Raw records:
____________________

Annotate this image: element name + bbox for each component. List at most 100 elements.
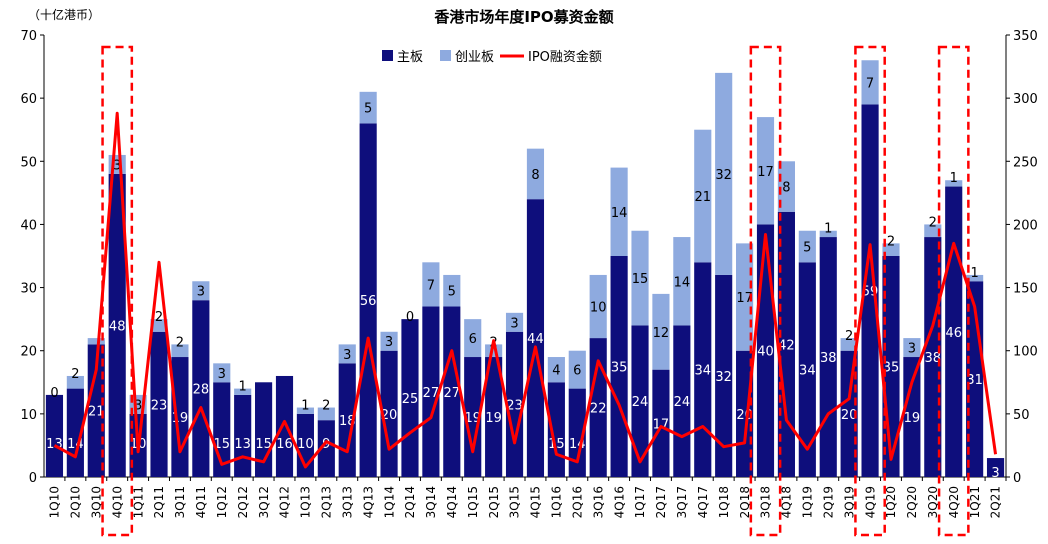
gem-value-label: 2 [176, 335, 184, 350]
gem-value-label: 2 [322, 399, 330, 414]
main-board-value-label: 44 [527, 332, 544, 347]
x-tick-label: 2Q11 [152, 486, 166, 518]
x-tick-label: 3Q15 [508, 486, 522, 518]
gem-value-label: 3 [385, 335, 393, 350]
main-board-value-label: 38 [820, 351, 837, 366]
gem-value-label: 3 [343, 348, 351, 363]
main-board-value-label: 34 [799, 364, 816, 379]
main-board-bar [234, 395, 251, 477]
x-tick-label: 2Q13 [320, 486, 334, 518]
gem-value-label: 1 [950, 171, 958, 186]
y-axis-unit-label: （十亿港币） [28, 7, 100, 22]
x-tick-label: 1Q11 [131, 486, 145, 518]
main-board-value-label: 19 [904, 411, 921, 426]
gem-value-label: 1 [301, 399, 309, 414]
gem-value-label: 3 [510, 316, 518, 331]
x-tick-label: 1Q13 [299, 486, 313, 518]
y-right-tick-label: 250 [1013, 155, 1038, 170]
x-tick-label: 3Q12 [257, 486, 271, 518]
x-tick-label: 4Q12 [278, 486, 292, 518]
main-board-value-label: 24 [674, 395, 691, 410]
gem-value-label: 14 [611, 206, 628, 221]
main-board-value-label: 35 [611, 361, 628, 376]
gem-value-label: 5 [803, 241, 811, 256]
gem-value-label: 0 [406, 310, 414, 325]
y-left-tick-label: 10 [20, 408, 37, 423]
legend-label-main: 主板 [397, 50, 423, 65]
x-tick-label: 3Q11 [173, 486, 187, 518]
main-board-bar [46, 395, 63, 477]
gem-value-label: 2 [845, 329, 853, 344]
x-tick-label: 2Q20 [905, 486, 919, 518]
gem-value-label: 10 [590, 301, 607, 316]
x-tick-label: 2Q17 [654, 486, 668, 518]
gem-value-label: 17 [757, 165, 774, 180]
x-tick-label: 1Q10 [48, 486, 62, 518]
x-tick-label: 1Q18 [717, 486, 731, 518]
gem-value-label: 14 [674, 275, 691, 290]
y-left-tick-label: 30 [20, 282, 37, 297]
main-board-value-label: 3 [991, 466, 999, 481]
x-tick-label: 1Q21 [968, 486, 982, 518]
x-tick-label: 4Q18 [780, 486, 794, 518]
x-tick-label: 4Q14 [445, 486, 459, 518]
x-tick-label: 4Q17 [696, 486, 710, 518]
main-board-value-label: 24 [632, 395, 649, 410]
x-tick-label: 2Q10 [69, 486, 83, 518]
gem-value-label: 2 [887, 234, 895, 249]
main-board-value-label: 25 [402, 392, 419, 407]
x-tick-label: 1Q20 [884, 486, 898, 518]
x-tick-label: 1Q14 [382, 486, 396, 518]
gem-value-label: 7 [427, 278, 435, 293]
y-left-tick-label: 40 [20, 218, 37, 233]
y-right-tick-label: 0 [1013, 471, 1021, 486]
x-tick-label: 4Q16 [612, 486, 626, 518]
main-board-value-label: 10 [297, 437, 314, 452]
gem-value-label: 1 [824, 222, 832, 237]
x-tick-label: 3Q16 [591, 486, 605, 518]
gem-value-label: 3 [218, 367, 226, 382]
x-tick-label: 3Q14 [424, 486, 438, 518]
x-tick-label: 4Q15 [529, 486, 543, 518]
main-board-value-label: 27 [444, 386, 461, 401]
x-tick-label: 3Q13 [340, 486, 354, 518]
x-tick-label: 4Q10 [110, 486, 124, 518]
gem-value-label: 6 [573, 364, 581, 379]
main-board-value-label: 13 [234, 437, 251, 452]
y-right-tick-label: 200 [1013, 218, 1038, 233]
gem-value-label: 1 [970, 266, 978, 281]
legend-swatch-main [382, 50, 393, 61]
gem-value-label: 32 [715, 168, 732, 183]
gem-value-label: 15 [632, 272, 649, 287]
main-board-value-label: 46 [945, 326, 962, 341]
gem-value-label: 6 [469, 332, 477, 347]
main-board-value-label: 56 [360, 294, 377, 309]
main-board-value-label: 16 [276, 437, 293, 452]
main-board-bar [276, 376, 293, 477]
gem-value-label: 1 [239, 380, 247, 395]
gem-value-label: 3 [908, 342, 916, 357]
x-tick-label: 2Q14 [403, 486, 417, 518]
y-right-tick-label: 100 [1013, 345, 1038, 360]
y-right-tick-label: 50 [1013, 408, 1030, 423]
main-board-value-label: 14 [67, 437, 84, 452]
bars [46, 60, 1004, 477]
x-tick-label: 3Q17 [675, 486, 689, 518]
gem-value-label: 5 [364, 102, 372, 117]
gem-value-label: 0 [50, 386, 58, 401]
main-board-value-label: 32 [715, 370, 732, 385]
x-tick-label: 1Q17 [633, 486, 647, 518]
gem-value-label: 12 [653, 326, 670, 341]
gem-value-label: 2 [71, 367, 79, 382]
main-board-value-label: 48 [109, 319, 126, 334]
gem-value-label: 21 [694, 190, 711, 205]
gem-value-label: 2 [155, 310, 163, 325]
gem-value-label: 8 [531, 168, 539, 183]
main-board-value-label: 19 [172, 411, 189, 426]
legend-label-gem: 创业板 [455, 50, 494, 65]
gem-value-label: 3 [197, 285, 205, 300]
main-board-value-label: 23 [151, 398, 168, 413]
gem-value-label: 7 [866, 76, 874, 91]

____________________

Set task => Find each line above that contains the string "right", and copy those lines out.

Output below =>
y-right-tick-label: 250 [1013, 155, 1038, 170]
y-right-tick-label: 0 [1013, 471, 1021, 486]
y-right-tick-label: 200 [1013, 218, 1038, 233]
y-right-tick-label: 100 [1013, 345, 1038, 360]
y-right-tick-label: 50 [1013, 408, 1030, 423]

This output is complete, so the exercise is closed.